Stored rows -
_ _ _ _ _

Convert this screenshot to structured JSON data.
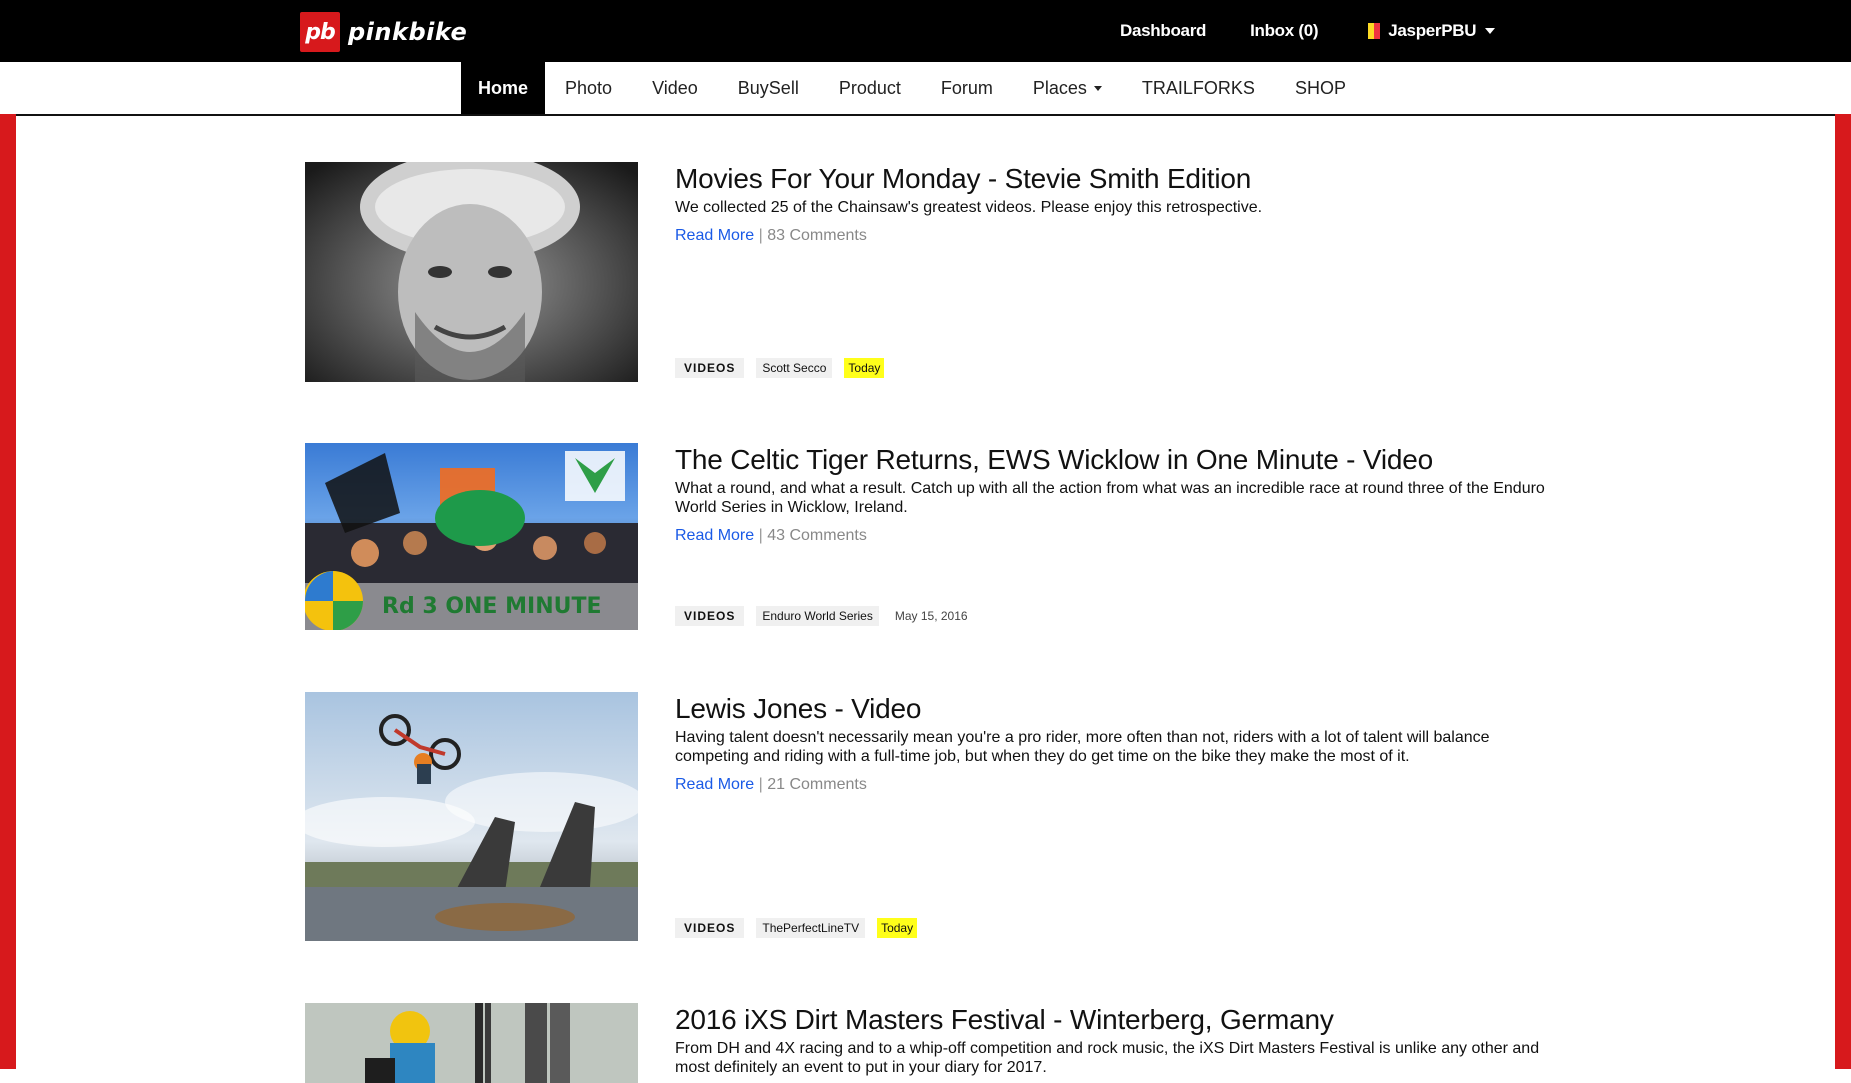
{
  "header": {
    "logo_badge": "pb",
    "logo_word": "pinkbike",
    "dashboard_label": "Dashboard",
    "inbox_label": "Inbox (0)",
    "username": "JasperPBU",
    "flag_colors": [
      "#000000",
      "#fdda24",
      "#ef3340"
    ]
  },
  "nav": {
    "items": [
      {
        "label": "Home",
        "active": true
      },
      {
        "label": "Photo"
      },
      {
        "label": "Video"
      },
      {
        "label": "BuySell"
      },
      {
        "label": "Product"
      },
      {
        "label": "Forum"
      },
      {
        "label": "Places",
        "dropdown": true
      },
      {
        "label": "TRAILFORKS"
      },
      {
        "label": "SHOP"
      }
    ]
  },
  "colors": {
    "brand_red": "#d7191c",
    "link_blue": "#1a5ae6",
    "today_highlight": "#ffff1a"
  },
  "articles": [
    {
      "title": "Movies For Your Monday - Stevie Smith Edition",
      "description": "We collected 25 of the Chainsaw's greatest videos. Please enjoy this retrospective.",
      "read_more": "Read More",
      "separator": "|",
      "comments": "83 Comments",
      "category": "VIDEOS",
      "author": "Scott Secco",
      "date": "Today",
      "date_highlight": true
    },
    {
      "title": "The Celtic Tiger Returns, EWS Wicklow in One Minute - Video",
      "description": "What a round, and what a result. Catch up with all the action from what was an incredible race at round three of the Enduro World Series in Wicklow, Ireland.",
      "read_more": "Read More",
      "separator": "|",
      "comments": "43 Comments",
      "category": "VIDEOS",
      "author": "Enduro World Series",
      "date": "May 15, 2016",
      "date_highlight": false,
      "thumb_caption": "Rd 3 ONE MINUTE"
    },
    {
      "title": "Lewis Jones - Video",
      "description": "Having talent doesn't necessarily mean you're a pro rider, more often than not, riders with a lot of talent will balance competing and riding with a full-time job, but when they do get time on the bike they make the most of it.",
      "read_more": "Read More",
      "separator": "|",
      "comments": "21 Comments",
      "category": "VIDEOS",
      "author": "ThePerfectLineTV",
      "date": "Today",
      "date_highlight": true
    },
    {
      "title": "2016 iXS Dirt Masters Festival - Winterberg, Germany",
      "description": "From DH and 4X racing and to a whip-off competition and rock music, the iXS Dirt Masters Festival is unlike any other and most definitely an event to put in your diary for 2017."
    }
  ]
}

_ _ _ _ _

Goal - Without including any pictures, output all the entries above exactly.

Completed task -
Convert this screenshot to structured JSON data.
{
  "header": {
    "logo_badge": "pb",
    "logo_word": "pinkbike",
    "dashboard_label": "Dashboard",
    "inbox_label": "Inbox (0)",
    "username": "JasperPBU",
    "flag_colors": [
      "#000000",
      "#fdda24",
      "#ef3340"
    ]
  },
  "nav": {
    "items": [
      {
        "label": "Home",
        "active": true
      },
      {
        "label": "Photo"
      },
      {
        "label": "Video"
      },
      {
        "label": "BuySell"
      },
      {
        "label": "Product"
      },
      {
        "label": "Forum"
      },
      {
        "label": "Places",
        "dropdown": true
      },
      {
        "label": "TRAILFORKS"
      },
      {
        "label": "SHOP"
      }
    ]
  },
  "colors": {
    "brand_red": "#d7191c",
    "link_blue": "#1a5ae6",
    "today_highlight": "#ffff1a"
  },
  "articles": [
    {
      "title": "Movies For Your Monday - Stevie Smith Edition",
      "description": "We collected 25 of the Chainsaw's greatest videos. Please enjoy this retrospective.",
      "read_more": "Read More",
      "separator": "|",
      "comments": "83 Comments",
      "category": "VIDEOS",
      "author": "Scott Secco",
      "date": "Today",
      "date_highlight": true
    },
    {
      "title": "The Celtic Tiger Returns, EWS Wicklow in One Minute - Video",
      "description": "What a round, and what a result. Catch up with all the action from what was an incredible race at round three of the Enduro World Series in Wicklow, Ireland.",
      "read_more": "Read More",
      "separator": "|",
      "comments": "43 Comments",
      "category": "VIDEOS",
      "author": "Enduro World Series",
      "date": "May 15, 2016",
      "date_highlight": false,
      "thumb_caption": "Rd 3 ONE MINUTE"
    },
    {
      "title": "Lewis Jones - Video",
      "description": "Having talent doesn't necessarily mean you're a pro rider, more often than not, riders with a lot of talent will balance competing and riding with a full-time job, but when they do get time on the bike they make the most of it.",
      "read_more": "Read More",
      "separator": "|",
      "comments": "21 Comments",
      "category": "VIDEOS",
      "author": "ThePerfectLineTV",
      "date": "Today",
      "date_highlight": true
    },
    {
      "title": "2016 iXS Dirt Masters Festival - Winterberg, Germany",
      "description": "From DH and 4X racing and to a whip-off competition and rock music, the iXS Dirt Masters Festival is unlike any other and most definitely an event to put in your diary for 2017."
    }
  ]
}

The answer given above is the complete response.